::: Fragmento para leer :::
La propaganda de las sociedades bíblicas no consiste, esencialmente, en predicar una confesión determinada, sino en difundir la lectura de la Biblia, poniendo al alcance del mayor número el texto genuino de la escritura. Como, en opinión de los cristianos reformados, los dogmas y prácticas de la Iglesia romana contradicen la letra y el espíritu del libro sagrado, basta la lectura de su texto auténtico, y la restauración del sentido propio en su inteligencia e interpretación, para minar las bases de la dominación papista.
Así, Borrow, abundando en las intenciones de sus directores, y con autorización expresa de ellos, gestionó desde luego el permiso que necesitaba para imprimir el Evangelio sin notas, y, vencidas no pocas dificultades, se dispuso a reimprimir en Madrid la traducción del Nuevo Testamento, de Scio, editada sin notas por la Sociedad Bíblica de Londres, en 1826. Borrow y la Sociedad Bíblica desconocían las versiones castellanas de la Biblia, hechas por los antiguos reformistas españoles, libros rarísimos entonces”.
::: Material de trabajo :::
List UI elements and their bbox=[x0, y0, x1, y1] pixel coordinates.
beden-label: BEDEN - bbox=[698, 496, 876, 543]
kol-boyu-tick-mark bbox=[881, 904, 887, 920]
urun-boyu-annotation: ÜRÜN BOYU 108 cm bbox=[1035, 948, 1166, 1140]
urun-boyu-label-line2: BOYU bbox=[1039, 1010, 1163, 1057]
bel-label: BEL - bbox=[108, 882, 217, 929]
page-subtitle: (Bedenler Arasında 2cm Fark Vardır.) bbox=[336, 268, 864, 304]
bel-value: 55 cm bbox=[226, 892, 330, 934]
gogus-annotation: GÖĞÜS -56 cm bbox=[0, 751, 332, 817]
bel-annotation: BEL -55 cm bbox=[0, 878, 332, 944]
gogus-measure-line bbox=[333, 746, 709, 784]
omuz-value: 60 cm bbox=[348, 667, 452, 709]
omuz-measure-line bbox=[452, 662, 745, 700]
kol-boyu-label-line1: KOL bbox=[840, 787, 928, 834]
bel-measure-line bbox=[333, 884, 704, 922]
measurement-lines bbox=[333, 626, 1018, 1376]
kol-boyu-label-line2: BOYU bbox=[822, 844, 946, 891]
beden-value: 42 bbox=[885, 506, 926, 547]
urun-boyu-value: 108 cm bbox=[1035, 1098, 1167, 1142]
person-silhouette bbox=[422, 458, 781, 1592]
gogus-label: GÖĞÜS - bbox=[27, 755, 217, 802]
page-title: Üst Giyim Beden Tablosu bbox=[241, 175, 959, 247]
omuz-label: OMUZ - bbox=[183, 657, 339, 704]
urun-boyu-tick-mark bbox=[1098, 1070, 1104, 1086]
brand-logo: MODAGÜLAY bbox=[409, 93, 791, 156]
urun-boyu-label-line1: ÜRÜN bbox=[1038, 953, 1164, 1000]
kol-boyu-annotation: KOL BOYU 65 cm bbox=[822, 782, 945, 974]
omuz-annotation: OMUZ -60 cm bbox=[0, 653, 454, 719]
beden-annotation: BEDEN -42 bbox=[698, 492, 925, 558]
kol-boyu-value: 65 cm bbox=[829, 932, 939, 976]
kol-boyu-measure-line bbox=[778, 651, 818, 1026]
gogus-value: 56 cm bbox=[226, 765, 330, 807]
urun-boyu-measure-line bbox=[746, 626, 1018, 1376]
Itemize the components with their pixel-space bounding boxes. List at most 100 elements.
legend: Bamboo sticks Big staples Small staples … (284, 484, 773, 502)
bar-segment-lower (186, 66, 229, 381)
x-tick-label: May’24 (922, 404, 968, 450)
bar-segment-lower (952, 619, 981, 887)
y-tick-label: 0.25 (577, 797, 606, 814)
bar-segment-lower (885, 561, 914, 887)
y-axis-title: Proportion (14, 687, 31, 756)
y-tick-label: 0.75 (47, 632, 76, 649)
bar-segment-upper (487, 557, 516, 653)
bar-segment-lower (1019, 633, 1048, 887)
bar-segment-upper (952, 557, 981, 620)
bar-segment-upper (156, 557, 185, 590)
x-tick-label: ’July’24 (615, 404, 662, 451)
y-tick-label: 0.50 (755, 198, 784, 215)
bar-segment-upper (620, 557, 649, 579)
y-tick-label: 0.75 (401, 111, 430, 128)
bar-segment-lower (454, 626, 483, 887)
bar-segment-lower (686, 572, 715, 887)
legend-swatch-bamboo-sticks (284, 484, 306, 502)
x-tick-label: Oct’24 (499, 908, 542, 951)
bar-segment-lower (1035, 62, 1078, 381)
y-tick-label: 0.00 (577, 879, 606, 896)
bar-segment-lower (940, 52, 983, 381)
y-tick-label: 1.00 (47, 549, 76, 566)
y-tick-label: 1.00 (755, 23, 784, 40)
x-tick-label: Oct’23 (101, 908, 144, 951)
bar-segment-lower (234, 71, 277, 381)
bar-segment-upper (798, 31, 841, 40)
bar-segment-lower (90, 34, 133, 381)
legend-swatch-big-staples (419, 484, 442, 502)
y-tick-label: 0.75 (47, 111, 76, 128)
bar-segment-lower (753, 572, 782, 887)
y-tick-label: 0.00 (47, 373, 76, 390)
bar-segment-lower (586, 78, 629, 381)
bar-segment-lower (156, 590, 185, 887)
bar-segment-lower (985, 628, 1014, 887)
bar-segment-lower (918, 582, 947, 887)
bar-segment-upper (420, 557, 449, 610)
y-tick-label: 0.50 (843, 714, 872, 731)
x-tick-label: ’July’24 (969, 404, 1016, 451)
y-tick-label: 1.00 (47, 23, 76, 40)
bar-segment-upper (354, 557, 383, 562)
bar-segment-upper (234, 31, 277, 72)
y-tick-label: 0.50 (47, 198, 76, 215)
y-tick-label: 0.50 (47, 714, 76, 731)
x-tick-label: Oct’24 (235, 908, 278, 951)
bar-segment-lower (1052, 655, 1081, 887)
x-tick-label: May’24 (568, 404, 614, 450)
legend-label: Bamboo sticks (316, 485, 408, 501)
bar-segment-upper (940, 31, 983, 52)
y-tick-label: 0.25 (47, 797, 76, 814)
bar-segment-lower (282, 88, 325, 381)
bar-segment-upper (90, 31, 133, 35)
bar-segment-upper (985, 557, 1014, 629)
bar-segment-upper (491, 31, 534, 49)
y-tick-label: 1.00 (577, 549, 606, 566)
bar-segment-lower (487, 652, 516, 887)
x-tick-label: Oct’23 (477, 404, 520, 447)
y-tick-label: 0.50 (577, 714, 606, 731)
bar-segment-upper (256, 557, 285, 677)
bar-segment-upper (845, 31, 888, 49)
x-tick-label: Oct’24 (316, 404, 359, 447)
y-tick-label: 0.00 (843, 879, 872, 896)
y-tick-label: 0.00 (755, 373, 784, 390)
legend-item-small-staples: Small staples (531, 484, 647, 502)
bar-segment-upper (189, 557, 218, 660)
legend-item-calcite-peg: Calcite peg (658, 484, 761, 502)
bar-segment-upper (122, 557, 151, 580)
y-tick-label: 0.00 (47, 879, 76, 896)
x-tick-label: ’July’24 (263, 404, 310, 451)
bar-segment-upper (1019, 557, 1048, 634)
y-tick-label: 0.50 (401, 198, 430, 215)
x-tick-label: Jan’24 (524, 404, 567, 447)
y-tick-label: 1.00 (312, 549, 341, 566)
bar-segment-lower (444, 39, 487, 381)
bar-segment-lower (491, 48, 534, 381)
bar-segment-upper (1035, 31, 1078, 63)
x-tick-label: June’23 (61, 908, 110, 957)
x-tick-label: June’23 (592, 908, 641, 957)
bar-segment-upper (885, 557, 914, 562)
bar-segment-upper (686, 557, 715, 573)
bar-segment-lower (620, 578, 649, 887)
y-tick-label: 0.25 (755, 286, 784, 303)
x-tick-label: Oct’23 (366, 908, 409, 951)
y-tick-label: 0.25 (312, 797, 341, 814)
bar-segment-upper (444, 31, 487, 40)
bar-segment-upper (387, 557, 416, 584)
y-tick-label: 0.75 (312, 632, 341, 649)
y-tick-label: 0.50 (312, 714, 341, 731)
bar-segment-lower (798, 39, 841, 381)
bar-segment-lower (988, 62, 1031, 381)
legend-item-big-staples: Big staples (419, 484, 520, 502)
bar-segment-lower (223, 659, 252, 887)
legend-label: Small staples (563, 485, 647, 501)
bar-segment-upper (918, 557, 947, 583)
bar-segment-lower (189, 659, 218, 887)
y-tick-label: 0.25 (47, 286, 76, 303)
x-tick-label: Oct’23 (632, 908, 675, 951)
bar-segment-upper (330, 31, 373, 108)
:::
Instrucción 1:
Reproduce sin cambios las filas desde su comienzo hasta la línea que contiene "omuz-label: OMUZ - bbox=[183, 657, 339, 704]", ambas incluidas.
Instrucción 2:
Sigue escribiendo el fragmento sobre Borrow y las sociedades bíblicas a partir de donde se interrumpe.

Resultado 1:
List UI elements and their bbox=[x0, y0, x1, y1] pixel coordinates.
beden-label: BEDEN - bbox=[698, 496, 876, 543]
kol-boyu-tick-mark bbox=[881, 904, 887, 920]
urun-boyu-annotation: ÜRÜN BOYU 108 cm bbox=[1035, 948, 1166, 1140]
urun-boyu-label-line2: BOYU bbox=[1039, 1010, 1163, 1057]
bel-label: BEL - bbox=[108, 882, 217, 929]
page-subtitle: (Bedenler Arasında 2cm Fark Vardır.) bbox=[336, 268, 864, 304]
bel-value: 55 cm bbox=[226, 892, 330, 934]
gogus-annotation: GÖĞÜS -56 cm bbox=[0, 751, 332, 817]
bel-annotation: BEL -55 cm bbox=[0, 878, 332, 944]
gogus-measure-line bbox=[333, 746, 709, 784]
omuz-value: 60 cm bbox=[348, 667, 452, 709]
omuz-measure-line bbox=[452, 662, 745, 700]
kol-boyu-label-line1: KOL bbox=[840, 787, 928, 834]
bel-measure-line bbox=[333, 884, 704, 922]
measurement-lines bbox=[333, 626, 1018, 1376]
kol-boyu-label-line2: BOYU bbox=[822, 844, 946, 891]
beden-value: 42 bbox=[885, 506, 926, 547]
urun-boyu-value: 108 cm bbox=[1035, 1098, 1167, 1142]
person-silhouette bbox=[422, 458, 781, 1592]
gogus-label: GÖĞÜS - bbox=[27, 755, 217, 802]
page-title: Üst Giyim Beden Tablosu bbox=[241, 175, 959, 247]
omuz-label: OMUZ - bbox=[183, 657, 339, 704]

Resultado 2:
Es precisamente la edición de 1826 la que distribuye en México un colportor igualmente enviado por la Sociedad Bíblica Británica y Extranjera,
James Thomson, quien llega en abril de 1827. Escocés de nacimiento, combinaba el colportaje con tareas pedagógicas, ya que buscaba implantar escuelas lancasterianas en los países latinoamericanos por él visitados.
Thomson, al igual que Borrow en España, encuentra grandes dificultades para realizar la misión que le llevó a lejanas tierras. En México persevera en su trabajo y logra el apoyo de los liberales, sobre todo de uno de ellos, el sacerdote José María Luis Mora. Éste personaje simpatizó mucho con la tarea de Thomson, pero no se convirtió al protestantismo como algunos historiadores afirman.
Por otra parte James Thomson no solamente distribuyó la Palabra, sino que dejó establecidos círculos de estudios de la Biblia. Uno de ellos, en la ciudad de México, realizaba algo muy cercano a los cultos evangélicos. ¿Cuántos de los miles de nuevos testamentos distribuidos por Thomson fueron leídos con avidez y dejaron convencidos a sus lectores de que la fe era un compromiso personal? La sencilla obra del colportor abonó el terreno para la emergencia del cristianismo evangélico en México.
La historia del italiano
Francisco Penzotti es rica en lecciones de fidelidad a la noble tarea de distribución bíblica. A los trece años, en 1864, emigra a Uruguay, donde tiempo después se convierte al Evangelio y se involucra intensamente en una iglesia metodista. De oficio carpintero, Penzotti es ejemplo de cómo un sencillo obrero que tiene hambre de prepararse y aprender, supera los obstáculos de su condición humilde y mediante disciplina autodidacta adquiere herramientas para su formación espiritual/intelectual que asombrarán a sus adversarios.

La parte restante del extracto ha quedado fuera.